EXERCISE INSTRUCTIONS: Quote the listing in full, exactly as given, minus any pictures.

........

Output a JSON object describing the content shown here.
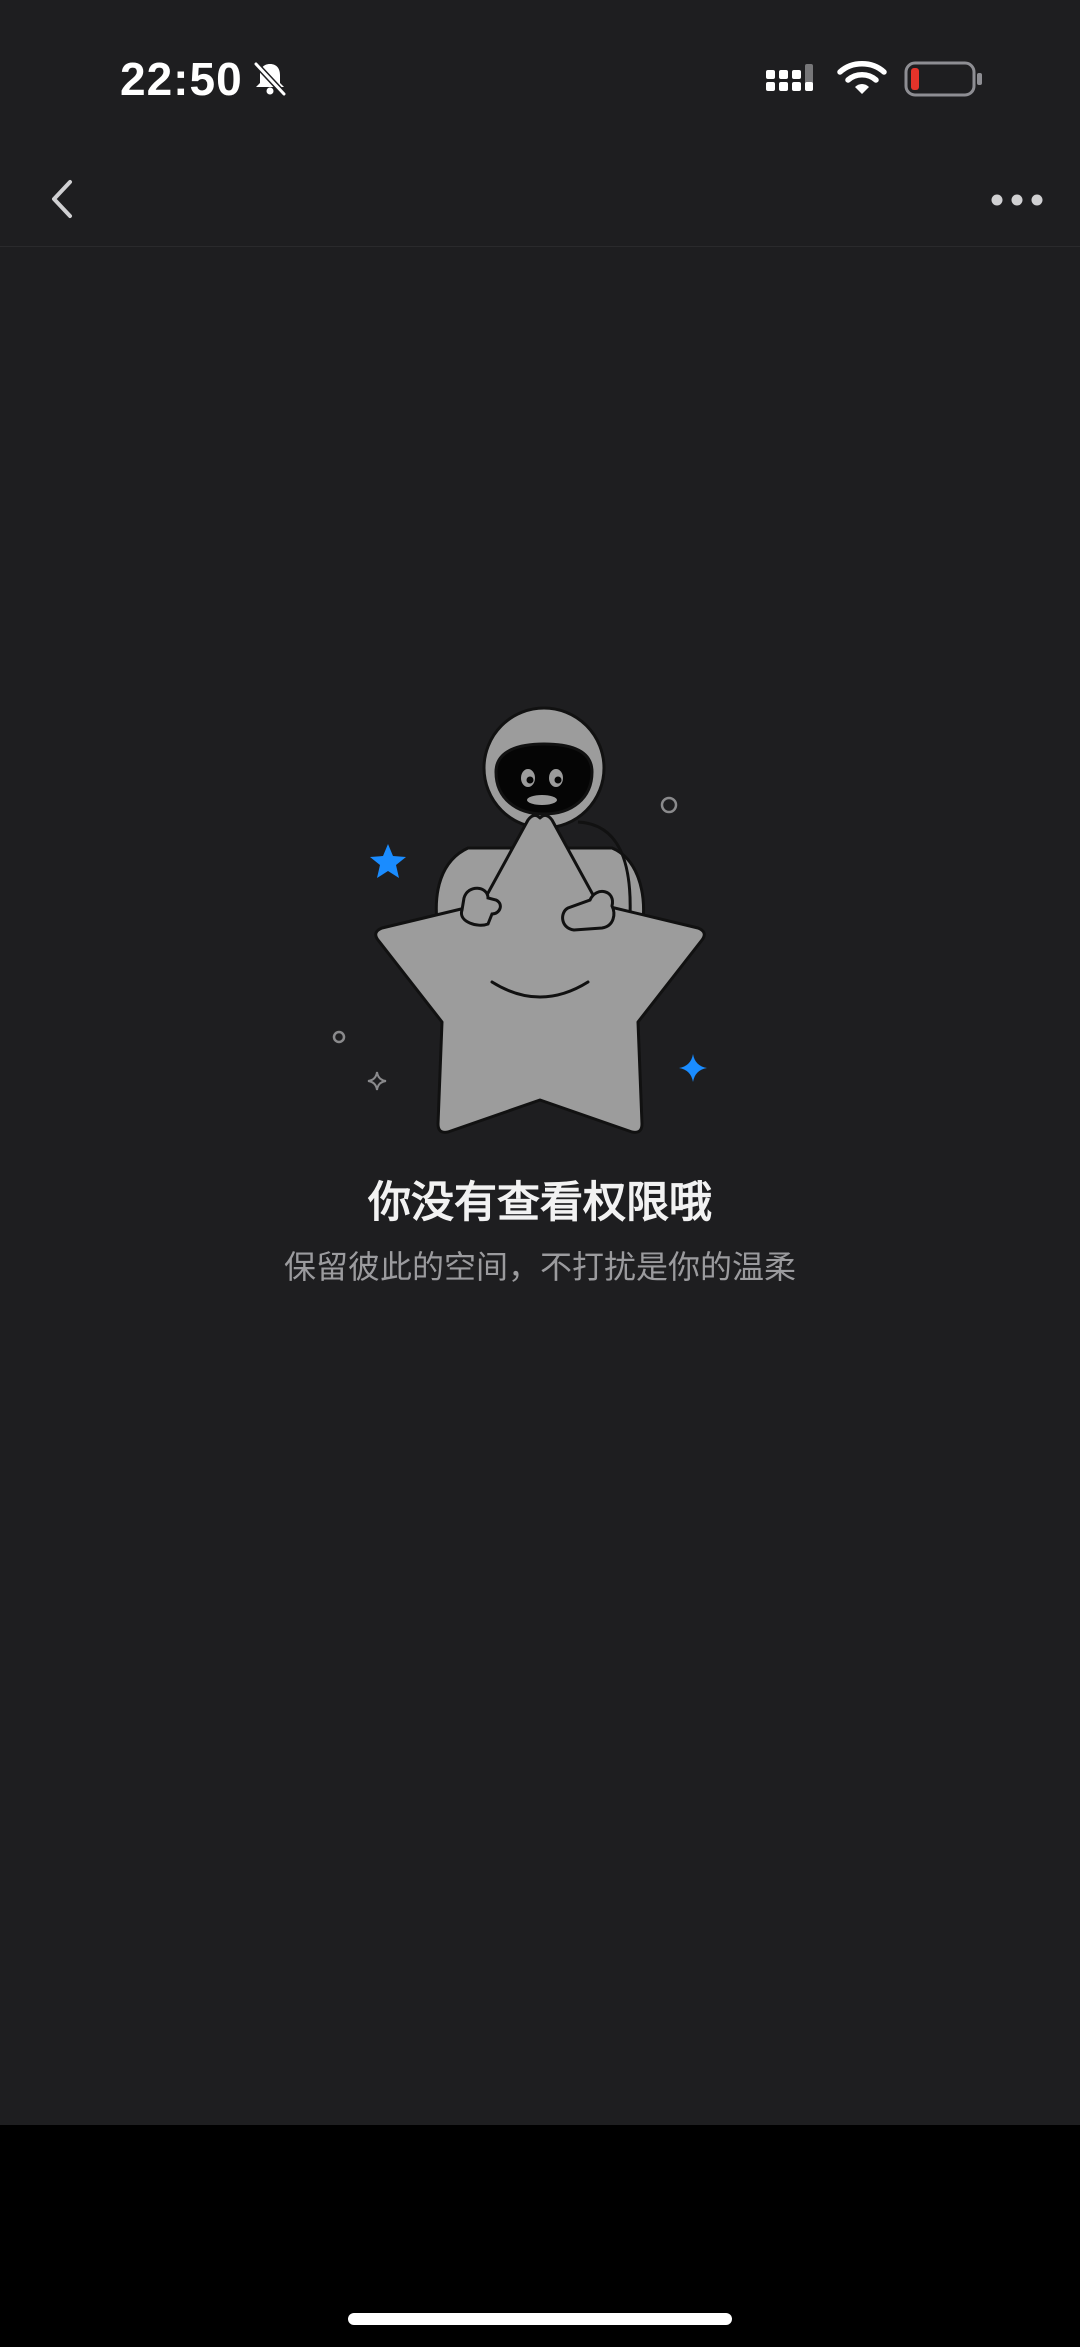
{
  "status_bar": {
    "time": "22:50",
    "icons": [
      "bell-slash-icon",
      "cellular-signal-icon",
      "wifi-icon",
      "battery-low-icon"
    ],
    "battery_color": "#e5332a"
  },
  "nav": {
    "title": "",
    "back_icon": "chevron-left-icon",
    "more_icon": "ellipsis-icon"
  },
  "empty_state": {
    "illustration": "astronaut-hugging-star",
    "title": "你没有查看权限哦",
    "subtitle": "保留彼此的空间，不打扰是你的温柔",
    "accent_color": "#1a8cff"
  },
  "colors": {
    "background": "#1e1e20",
    "bottom_bar": "#000000",
    "title_text": "#f2f2f2",
    "subtitle_text": "#9b9b9e"
  }
}
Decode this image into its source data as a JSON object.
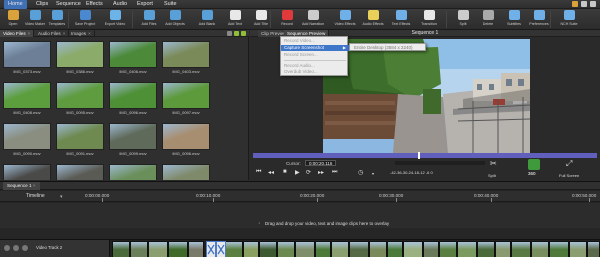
{
  "menubar": {
    "items": [
      "Home",
      "Clips",
      "Sequence",
      "Effects",
      "Audio",
      "Export",
      "Suite"
    ],
    "active": "Home"
  },
  "toolbar": {
    "buttons": [
      {
        "label": "Open",
        "icon": "folder-icon",
        "color": "#d9a23a"
      },
      {
        "label": "Video Maker",
        "icon": "video-maker-icon",
        "color": "#5aa0d8"
      },
      {
        "label": "Templates",
        "icon": "templates-icon",
        "color": "#5aa0d8"
      },
      {
        "label": "Save Project",
        "icon": "save-icon",
        "color": "#4a88d0"
      },
      {
        "label": "Export Video",
        "icon": "export-icon",
        "color": "#6cb3e8"
      },
      {
        "label": "Add Files",
        "icon": "add-files-icon",
        "color": "#5aa0d8"
      },
      {
        "label": "Add Objects",
        "icon": "add-objects-icon",
        "color": "#5aa0d8"
      },
      {
        "label": "Add Blank",
        "icon": "add-blank-icon",
        "color": "#5aa0d8"
      },
      {
        "label": "Add Text",
        "icon": "text-icon",
        "color": "#e8e8e8"
      },
      {
        "label": "Add Title",
        "icon": "title-icon",
        "color": "#e8e8e8"
      },
      {
        "label": "Record",
        "icon": "record-icon",
        "color": "#e03a3a"
      },
      {
        "label": "Add Narration",
        "icon": "narration-icon",
        "color": "#cccccc"
      },
      {
        "label": "Video Effects",
        "icon": "video-effects-icon",
        "color": "#6fb0e8"
      },
      {
        "label": "Audio Effects",
        "icon": "audio-effects-icon",
        "color": "#e8d05a"
      },
      {
        "label": "Text Effects",
        "icon": "text-effects-icon",
        "color": "#6fb0e8"
      },
      {
        "label": "Transition",
        "icon": "transition-icon",
        "color": "#e8e8e8"
      },
      {
        "label": "Split",
        "icon": "split-icon",
        "color": "#cccccc"
      },
      {
        "label": "Delete",
        "icon": "delete-icon",
        "color": "#aaaaaa"
      },
      {
        "label": "Subtitles",
        "icon": "subtitles-icon",
        "color": "#6fb0e8"
      },
      {
        "label": "Preferences",
        "icon": "preferences-icon",
        "color": "#6fb0e8"
      },
      {
        "label": "NCH Suite",
        "icon": "nch-suite-icon",
        "color": "#6fb0e8"
      }
    ]
  },
  "left_panel": {
    "tabs": [
      {
        "label": "Video Files",
        "active": true
      },
      {
        "label": "Audio Files",
        "active": false
      },
      {
        "label": "Images",
        "active": false
      }
    ],
    "files": [
      {
        "name": "IMG_0373.mov",
        "tint": "#6c7f96"
      },
      {
        "name": "IMG_0386.mov",
        "tint": "#8bab6a"
      },
      {
        "name": "IMG_0406.mov",
        "tint": "#4c8a3a"
      },
      {
        "name": "IMG_0403.mov",
        "tint": "#7a8a58"
      },
      {
        "name": "IMG_0408.mov",
        "tint": "#5c9e3e"
      },
      {
        "name": "IMG_0095.mov",
        "tint": "#5f9c40"
      },
      {
        "name": "IMG_0096.mov",
        "tint": "#4e9035"
      },
      {
        "name": "IMG_0097.mov",
        "tint": "#5d9a3c"
      },
      {
        "name": "IMG_0090.mov",
        "tint": "#8a8e80"
      },
      {
        "name": "IMG_0091.mov",
        "tint": "#6e8a50"
      },
      {
        "name": "IMG_0099.mov",
        "tint": "#5f6a5a"
      },
      {
        "name": "IMG_0096.mov",
        "tint": "#a88e70"
      },
      {
        "name": "IMG_0092.mov",
        "tint": "#4a4a48"
      },
      {
        "name": "IMG_0093.mov",
        "tint": "#5b5b55"
      },
      {
        "name": "IMG_0094.mov",
        "tint": "#6a8f5a"
      },
      {
        "name": "IMG_0098.mov",
        "tint": "#7f8a6a"
      }
    ]
  },
  "preview": {
    "tabs": [
      {
        "label": "Clip Preview",
        "active": false
      },
      {
        "label": "Sequence Preview",
        "active": true
      }
    ],
    "title": "Sequence 1",
    "cursor_label": "Cursor:",
    "cursor_value": "0:00:20.116",
    "level_meter": "-42-36-30-24-18-12  -6   0",
    "split_label": "Split",
    "fps": "360",
    "fullscreen_label": "Full Screen"
  },
  "dropdown": {
    "items": [
      {
        "label": "Record Video...",
        "state": "disabled"
      },
      {
        "label": "Capture Screenshot",
        "state": "selected",
        "submenu": true
      },
      {
        "label": "Record Screen...",
        "state": "disabled"
      },
      {
        "label": "Record Audio...",
        "state": "disabled"
      },
      {
        "label": "Overdub Video...",
        "state": "disabled"
      }
    ],
    "submenu_item": "Entire Desktop (3584 x 2240)"
  },
  "timeline": {
    "sequence_tab": "Sequence 1",
    "ruler_label": "Timeline",
    "ticks": [
      "0:00:00.000",
      "0:00:10.000",
      "0:00:20.000",
      "0:00:30.000",
      "0:00:40.000",
      "0:00:50.000",
      "0:01:00.000",
      "0:01:10.000"
    ],
    "drop_hint": "Drag and drop your video, text and image clips here to overlay",
    "track_name": "Video Track 2"
  }
}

........

ANSWER FOR THIS EXERCISE:
Output a JSON object describing the content shown here.
{
  "status_bar": {
    "time": "22:50",
    "icons": [
      "bell-slash-icon",
      "cellular-signal-icon",
      "wifi-icon",
      "battery-low-icon"
    ],
    "battery_color": "#e5332a"
  },
  "nav": {
    "title": "",
    "back_icon": "chevron-left-icon",
    "more_icon": "ellipsis-icon"
  },
  "empty_state": {
    "illustration": "astronaut-hugging-star",
    "title": "你没有查看权限哦",
    "subtitle": "保留彼此的空间，不打扰是你的温柔",
    "accent_color": "#1a8cff"
  },
  "colors": {
    "background": "#1e1e20",
    "bottom_bar": "#000000",
    "title_text": "#f2f2f2",
    "subtitle_text": "#9b9b9e"
  }
}
Decode this image into its source data as a JSON object.
{
  "menubar": {
    "items": [
      "Home",
      "Clips",
      "Sequence",
      "Effects",
      "Audio",
      "Export",
      "Suite"
    ],
    "active": "Home"
  },
  "toolbar": {
    "buttons": [
      {
        "label": "Open",
        "icon": "folder-icon",
        "color": "#d9a23a"
      },
      {
        "label": "Video Maker",
        "icon": "video-maker-icon",
        "color": "#5aa0d8"
      },
      {
        "label": "Templates",
        "icon": "templates-icon",
        "color": "#5aa0d8"
      },
      {
        "label": "Save Project",
        "icon": "save-icon",
        "color": "#4a88d0"
      },
      {
        "label": "Export Video",
        "icon": "export-icon",
        "color": "#6cb3e8"
      },
      {
        "label": "Add Files",
        "icon": "add-files-icon",
        "color": "#5aa0d8"
      },
      {
        "label": "Add Objects",
        "icon": "add-objects-icon",
        "color": "#5aa0d8"
      },
      {
        "label": "Add Blank",
        "icon": "add-blank-icon",
        "color": "#5aa0d8"
      },
      {
        "label": "Add Text",
        "icon": "text-icon",
        "color": "#e8e8e8"
      },
      {
        "label": "Add Title",
        "icon": "title-icon",
        "color": "#e8e8e8"
      },
      {
        "label": "Record",
        "icon": "record-icon",
        "color": "#e03a3a"
      },
      {
        "label": "Add Narration",
        "icon": "narration-icon",
        "color": "#cccccc"
      },
      {
        "label": "Video Effects",
        "icon": "video-effects-icon",
        "color": "#6fb0e8"
      },
      {
        "label": "Audio Effects",
        "icon": "audio-effects-icon",
        "color": "#e8d05a"
      },
      {
        "label": "Text Effects",
        "icon": "text-effects-icon",
        "color": "#6fb0e8"
      },
      {
        "label": "Transition",
        "icon": "transition-icon",
        "color": "#e8e8e8"
      },
      {
        "label": "Split",
        "icon": "split-icon",
        "color": "#cccccc"
      },
      {
        "label": "Delete",
        "icon": "delete-icon",
        "color": "#aaaaaa"
      },
      {
        "label": "Subtitles",
        "icon": "subtitles-icon",
        "color": "#6fb0e8"
      },
      {
        "label": "Preferences",
        "icon": "preferences-icon",
        "color": "#6fb0e8"
      },
      {
        "label": "NCH Suite",
        "icon": "nch-suite-icon",
        "color": "#6fb0e8"
      }
    ]
  },
  "left_panel": {
    "tabs": [
      {
        "label": "Video Files",
        "active": true
      },
      {
        "label": "Audio Files",
        "active": false
      },
      {
        "label": "Images",
        "active": false
      }
    ],
    "files": [
      {
        "name": "IMG_0373.mov",
        "tint": "#6c7f96"
      },
      {
        "name": "IMG_0386.mov",
        "tint": "#8bab6a"
      },
      {
        "name": "IMG_0406.mov",
        "tint": "#4c8a3a"
      },
      {
        "name": "IMG_0403.mov",
        "tint": "#7a8a58"
      },
      {
        "name": "IMG_0408.mov",
        "tint": "#5c9e3e"
      },
      {
        "name": "IMG_0095.mov",
        "tint": "#5f9c40"
      },
      {
        "name": "IMG_0096.mov",
        "tint": "#4e9035"
      },
      {
        "name": "IMG_0097.mov",
        "tint": "#5d9a3c"
      },
      {
        "name": "IMG_0090.mov",
        "tint": "#8a8e80"
      },
      {
        "name": "IMG_0091.mov",
        "tint": "#6e8a50"
      },
      {
        "name": "IMG_0099.mov",
        "tint": "#5f6a5a"
      },
      {
        "name": "IMG_0096.mov",
        "tint": "#a88e70"
      },
      {
        "name": "IMG_0092.mov",
        "tint": "#4a4a48"
      },
      {
        "name": "IMG_0093.mov",
        "tint": "#5b5b55"
      },
      {
        "name": "IMG_0094.mov",
        "tint": "#6a8f5a"
      },
      {
        "name": "IMG_0098.mov",
        "tint": "#7f8a6a"
      }
    ]
  },
  "preview": {
    "tabs": [
      {
        "label": "Clip Preview",
        "active": false
      },
      {
        "label": "Sequence Preview",
        "active": true
      }
    ],
    "title": "Sequence 1",
    "cursor_label": "Cursor:",
    "cursor_value": "0:00:20.116",
    "level_meter": "-42-36-30-24-18-12  -6   0",
    "split_label": "Split",
    "fps": "360",
    "fullscreen_label": "Full Screen"
  },
  "dropdown": {
    "items": [
      {
        "label": "Record Video...",
        "state": "disabled"
      },
      {
        "label": "Capture Screenshot",
        "state": "selected",
        "submenu": true
      },
      {
        "label": "Record Screen...",
        "state": "disabled"
      },
      {
        "label": "Record Audio...",
        "state": "disabled"
      },
      {
        "label": "Overdub Video...",
        "state": "disabled"
      }
    ],
    "submenu_item": "Entire Desktop (3584 x 2240)"
  },
  "timeline": {
    "sequence_tab": "Sequence 1",
    "ruler_label": "Timeline",
    "ticks": [
      "0:00:00.000",
      "0:00:10.000",
      "0:00:20.000",
      "0:00:30.000",
      "0:00:40.000",
      "0:00:50.000",
      "0:01:00.000",
      "0:01:10.000"
    ],
    "drop_hint": "Drag and drop your video, text and image clips here to overlay",
    "track_name": "Video Track 2"
  }
}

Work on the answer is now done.